EXERCISE GOAL: In this exercise, return the whole listing exactly, excluding any images.

** start AVAILABLE DATA **

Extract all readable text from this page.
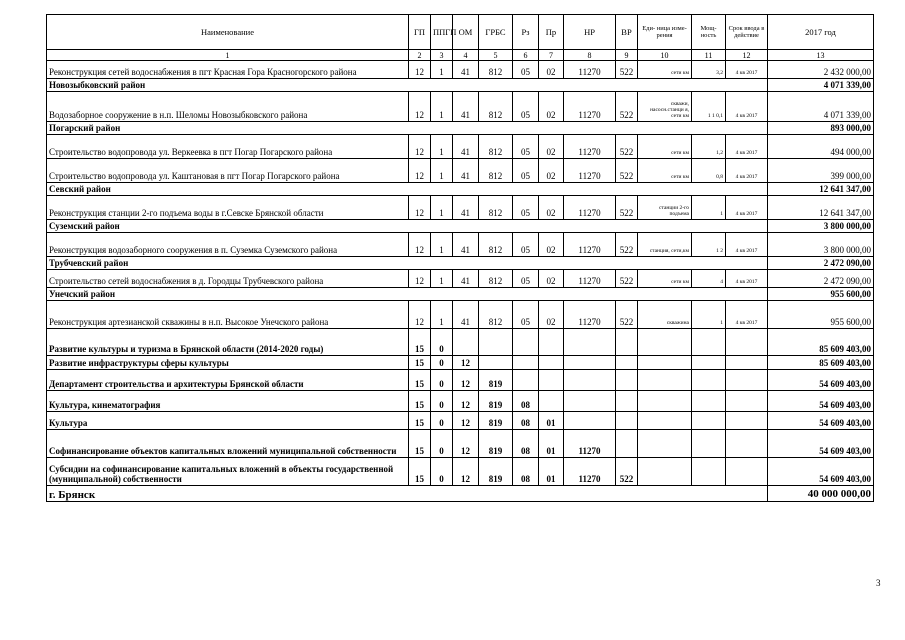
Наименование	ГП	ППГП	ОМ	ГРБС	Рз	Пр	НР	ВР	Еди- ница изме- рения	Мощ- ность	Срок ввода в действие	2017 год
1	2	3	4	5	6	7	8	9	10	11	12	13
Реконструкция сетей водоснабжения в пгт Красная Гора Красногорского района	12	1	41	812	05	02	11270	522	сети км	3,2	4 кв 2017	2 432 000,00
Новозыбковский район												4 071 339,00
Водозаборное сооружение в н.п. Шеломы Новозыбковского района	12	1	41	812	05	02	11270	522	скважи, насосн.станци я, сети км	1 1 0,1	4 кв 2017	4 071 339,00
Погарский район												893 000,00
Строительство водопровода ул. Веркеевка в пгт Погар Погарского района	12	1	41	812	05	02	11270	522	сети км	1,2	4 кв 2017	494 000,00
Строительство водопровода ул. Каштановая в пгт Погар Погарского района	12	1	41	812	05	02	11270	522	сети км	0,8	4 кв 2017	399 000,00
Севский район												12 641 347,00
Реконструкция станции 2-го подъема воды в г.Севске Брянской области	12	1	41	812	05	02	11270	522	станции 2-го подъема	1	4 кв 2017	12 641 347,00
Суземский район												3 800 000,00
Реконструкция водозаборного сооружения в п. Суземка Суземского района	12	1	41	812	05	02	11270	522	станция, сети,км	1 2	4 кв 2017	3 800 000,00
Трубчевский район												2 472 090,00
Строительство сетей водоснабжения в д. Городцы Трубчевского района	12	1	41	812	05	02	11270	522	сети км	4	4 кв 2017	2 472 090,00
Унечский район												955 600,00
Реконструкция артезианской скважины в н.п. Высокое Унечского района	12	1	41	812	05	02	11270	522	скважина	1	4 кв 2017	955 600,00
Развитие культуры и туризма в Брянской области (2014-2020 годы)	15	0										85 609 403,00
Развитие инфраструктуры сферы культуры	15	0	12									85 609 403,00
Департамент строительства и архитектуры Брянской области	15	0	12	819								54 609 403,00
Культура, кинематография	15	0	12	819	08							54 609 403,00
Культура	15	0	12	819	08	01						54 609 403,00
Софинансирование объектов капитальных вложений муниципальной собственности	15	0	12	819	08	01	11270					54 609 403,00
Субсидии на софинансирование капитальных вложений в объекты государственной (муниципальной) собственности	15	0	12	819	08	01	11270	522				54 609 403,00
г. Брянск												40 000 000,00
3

** end AVAILABLE DATA **

COMPLETE OUTPUT:
Extract all readable text from this page.
Наименование	ГП	ППГП	ОМ	ГРБС	Рз	Пр	НР	ВР	Еди- ница изме- рения	Мощ- ность	Срок ввода в действие	2017 год
1	2	3	4	5	6	7	8	9	10	11	12	13
Реконструкция сетей водоснабжения в пгт Красная Гора Красногорского района	12	1	41	812	05	02	11270	522	сети км	3,2	4 кв 2017	2 432 000,00
Новозыбковский район												4 071 339,00
Водозаборное сооружение в н.п. Шеломы Новозыбковского района	12	1	41	812	05	02	11270	522	скважи, насосн.станци я, сети км	1 1 0,1	4 кв 2017	4 071 339,00
Погарский район												893 000,00
Строительство водопровода ул. Веркеевка в пгт Погар Погарского района	12	1	41	812	05	02	11270	522	сети км	1,2	4 кв 2017	494 000,00
Строительство водопровода ул. Каштановая в пгт Погар Погарского района	12	1	41	812	05	02	11270	522	сети км	0,8	4 кв 2017	399 000,00
Севский район												12 641 347,00
Реконструкция станции 2-го подъема воды в г.Севске Брянской области	12	1	41	812	05	02	11270	522	станции 2-го подъема	1	4 кв 2017	12 641 347,00
Суземский район												3 800 000,00
Реконструкция водозаборного сооружения в п. Суземка Суземского района	12	1	41	812	05	02	11270	522	станция, сети,км	1 2	4 кв 2017	3 800 000,00
Трубчевский район												2 472 090,00
Строительство сетей водоснабжения в д. Городцы Трубчевского района	12	1	41	812	05	02	11270	522	сети км	4	4 кв 2017	2 472 090,00
Унечский район												955 600,00
Реконструкция артезианской скважины в н.п. Высокое Унечского района	12	1	41	812	05	02	11270	522	скважина	1	4 кв 2017	955 600,00
Развитие культуры и туризма в Брянской области (2014-2020 годы)	15	0										85 609 403,00
Развитие инфраструктуры сферы культуры	15	0	12									85 609 403,00
Департамент строительства и архитектуры Брянской области	15	0	12	819								54 609 403,00
Культура, кинематография	15	0	12	819	08							54 609 403,00
Культура	15	0	12	819	08	01						54 609 403,00
Софинансирование объектов капитальных вложений муниципальной собственности	15	0	12	819	08	01	11270					54 609 403,00
Субсидии на софинансирование капитальных вложений в объекты государственной (муниципальной) собственности	15	0	12	819	08	01	11270	522				54 609 403,00
г. Брянск												40 000 000,00
3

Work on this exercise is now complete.